Entries taken from a collection:
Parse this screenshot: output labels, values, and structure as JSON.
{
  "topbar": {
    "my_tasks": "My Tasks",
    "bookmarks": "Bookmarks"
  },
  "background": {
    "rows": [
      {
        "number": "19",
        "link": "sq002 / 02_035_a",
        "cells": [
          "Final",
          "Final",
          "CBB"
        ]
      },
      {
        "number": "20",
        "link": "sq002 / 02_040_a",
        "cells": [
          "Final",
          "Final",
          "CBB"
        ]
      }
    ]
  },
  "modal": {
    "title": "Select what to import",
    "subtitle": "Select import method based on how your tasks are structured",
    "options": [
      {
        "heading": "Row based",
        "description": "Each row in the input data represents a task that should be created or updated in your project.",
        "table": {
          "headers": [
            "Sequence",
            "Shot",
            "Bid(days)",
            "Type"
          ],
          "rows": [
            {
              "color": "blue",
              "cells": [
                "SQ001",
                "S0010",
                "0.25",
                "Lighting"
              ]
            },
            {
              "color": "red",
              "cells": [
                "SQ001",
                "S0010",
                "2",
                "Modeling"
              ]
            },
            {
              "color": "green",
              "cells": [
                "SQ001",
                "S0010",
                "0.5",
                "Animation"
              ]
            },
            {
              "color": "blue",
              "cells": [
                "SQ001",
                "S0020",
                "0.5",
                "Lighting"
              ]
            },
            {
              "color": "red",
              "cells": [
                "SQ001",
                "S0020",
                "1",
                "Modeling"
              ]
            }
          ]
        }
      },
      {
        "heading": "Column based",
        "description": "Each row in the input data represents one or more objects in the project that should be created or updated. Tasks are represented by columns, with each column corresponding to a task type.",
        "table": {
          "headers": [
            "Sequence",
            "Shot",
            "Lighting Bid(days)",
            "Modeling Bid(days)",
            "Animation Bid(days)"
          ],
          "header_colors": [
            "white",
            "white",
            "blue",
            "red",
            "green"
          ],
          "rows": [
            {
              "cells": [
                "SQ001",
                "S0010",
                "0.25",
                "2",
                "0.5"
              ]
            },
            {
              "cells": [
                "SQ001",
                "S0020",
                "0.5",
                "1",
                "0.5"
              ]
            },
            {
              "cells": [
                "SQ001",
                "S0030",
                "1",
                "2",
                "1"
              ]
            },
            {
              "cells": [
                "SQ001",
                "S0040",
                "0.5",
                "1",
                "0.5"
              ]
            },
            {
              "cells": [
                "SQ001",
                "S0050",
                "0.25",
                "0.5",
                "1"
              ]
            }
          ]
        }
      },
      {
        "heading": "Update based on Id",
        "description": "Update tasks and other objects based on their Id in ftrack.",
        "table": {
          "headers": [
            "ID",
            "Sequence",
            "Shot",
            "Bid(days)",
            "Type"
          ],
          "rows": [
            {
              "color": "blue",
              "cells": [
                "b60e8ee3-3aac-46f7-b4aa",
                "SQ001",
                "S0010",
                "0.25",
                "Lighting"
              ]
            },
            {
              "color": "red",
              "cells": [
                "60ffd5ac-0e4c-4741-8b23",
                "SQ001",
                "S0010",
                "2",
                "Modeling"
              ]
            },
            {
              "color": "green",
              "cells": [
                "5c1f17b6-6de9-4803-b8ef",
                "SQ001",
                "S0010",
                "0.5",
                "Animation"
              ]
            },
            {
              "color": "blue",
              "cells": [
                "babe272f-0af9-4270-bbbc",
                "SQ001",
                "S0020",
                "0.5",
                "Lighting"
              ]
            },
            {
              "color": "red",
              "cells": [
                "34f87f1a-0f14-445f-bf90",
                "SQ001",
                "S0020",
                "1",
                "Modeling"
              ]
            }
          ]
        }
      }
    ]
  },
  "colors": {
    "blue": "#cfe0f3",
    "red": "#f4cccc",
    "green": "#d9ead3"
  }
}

● Short exercise
Repeat the material from above exactly, word for word.

● Result below
Parse this screenshot: output labels, values, and structure as JSON.
{
  "topbar": {
    "my_tasks": "My Tasks",
    "bookmarks": "Bookmarks"
  },
  "background": {
    "rows": [
      {
        "number": "19",
        "link": "sq002 / 02_035_a",
        "cells": [
          "Final",
          "Final",
          "CBB"
        ]
      },
      {
        "number": "20",
        "link": "sq002 / 02_040_a",
        "cells": [
          "Final",
          "Final",
          "CBB"
        ]
      }
    ]
  },
  "modal": {
    "title": "Select what to import",
    "subtitle": "Select import method based on how your tasks are structured",
    "options": [
      {
        "heading": "Row based",
        "description": "Each row in the input data represents a task that should be created or updated in your project.",
        "table": {
          "headers": [
            "Sequence",
            "Shot",
            "Bid(days)",
            "Type"
          ],
          "rows": [
            {
              "color": "blue",
              "cells": [
                "SQ001",
                "S0010",
                "0.25",
                "Lighting"
              ]
            },
            {
              "color": "red",
              "cells": [
                "SQ001",
                "S0010",
                "2",
                "Modeling"
              ]
            },
            {
              "color": "green",
              "cells": [
                "SQ001",
                "S0010",
                "0.5",
                "Animation"
              ]
            },
            {
              "color": "blue",
              "cells": [
                "SQ001",
                "S0020",
                "0.5",
                "Lighting"
              ]
            },
            {
              "color": "red",
              "cells": [
                "SQ001",
                "S0020",
                "1",
                "Modeling"
              ]
            }
          ]
        }
      },
      {
        "heading": "Column based",
        "description": "Each row in the input data represents one or more objects in the project that should be created or updated. Tasks are represented by columns, with each column corresponding to a task type.",
        "table": {
          "headers": [
            "Sequence",
            "Shot",
            "Lighting Bid(days)",
            "Modeling Bid(days)",
            "Animation Bid(days)"
          ],
          "header_colors": [
            "white",
            "white",
            "blue",
            "red",
            "green"
          ],
          "rows": [
            {
              "cells": [
                "SQ001",
                "S0010",
                "0.25",
                "2",
                "0.5"
              ]
            },
            {
              "cells": [
                "SQ001",
                "S0020",
                "0.5",
                "1",
                "0.5"
              ]
            },
            {
              "cells": [
                "SQ001",
                "S0030",
                "1",
                "2",
                "1"
              ]
            },
            {
              "cells": [
                "SQ001",
                "S0040",
                "0.5",
                "1",
                "0.5"
              ]
            },
            {
              "cells": [
                "SQ001",
                "S0050",
                "0.25",
                "0.5",
                "1"
              ]
            }
          ]
        }
      },
      {
        "heading": "Update based on Id",
        "description": "Update tasks and other objects based on their Id in ftrack.",
        "table": {
          "headers": [
            "ID",
            "Sequence",
            "Shot",
            "Bid(days)",
            "Type"
          ],
          "rows": [
            {
              "color": "blue",
              "cells": [
                "b60e8ee3-3aac-46f7-b4aa",
                "SQ001",
                "S0010",
                "0.25",
                "Lighting"
              ]
            },
            {
              "color": "red",
              "cells": [
                "60ffd5ac-0e4c-4741-8b23",
                "SQ001",
                "S0010",
                "2",
                "Modeling"
              ]
            },
            {
              "color": "green",
              "cells": [
                "5c1f17b6-6de9-4803-b8ef",
                "SQ001",
                "S0010",
                "0.5",
                "Animation"
              ]
            },
            {
              "color": "blue",
              "cells": [
                "babe272f-0af9-4270-bbbc",
                "SQ001",
                "S0020",
                "0.5",
                "Lighting"
              ]
            },
            {
              "color": "red",
              "cells": [
                "34f87f1a-0f14-445f-bf90",
                "SQ001",
                "S0020",
                "1",
                "Modeling"
              ]
            }
          ]
        }
      }
    ]
  },
  "colors": {
    "blue": "#cfe0f3",
    "red": "#f4cccc",
    "green": "#d9ead3"
  }
}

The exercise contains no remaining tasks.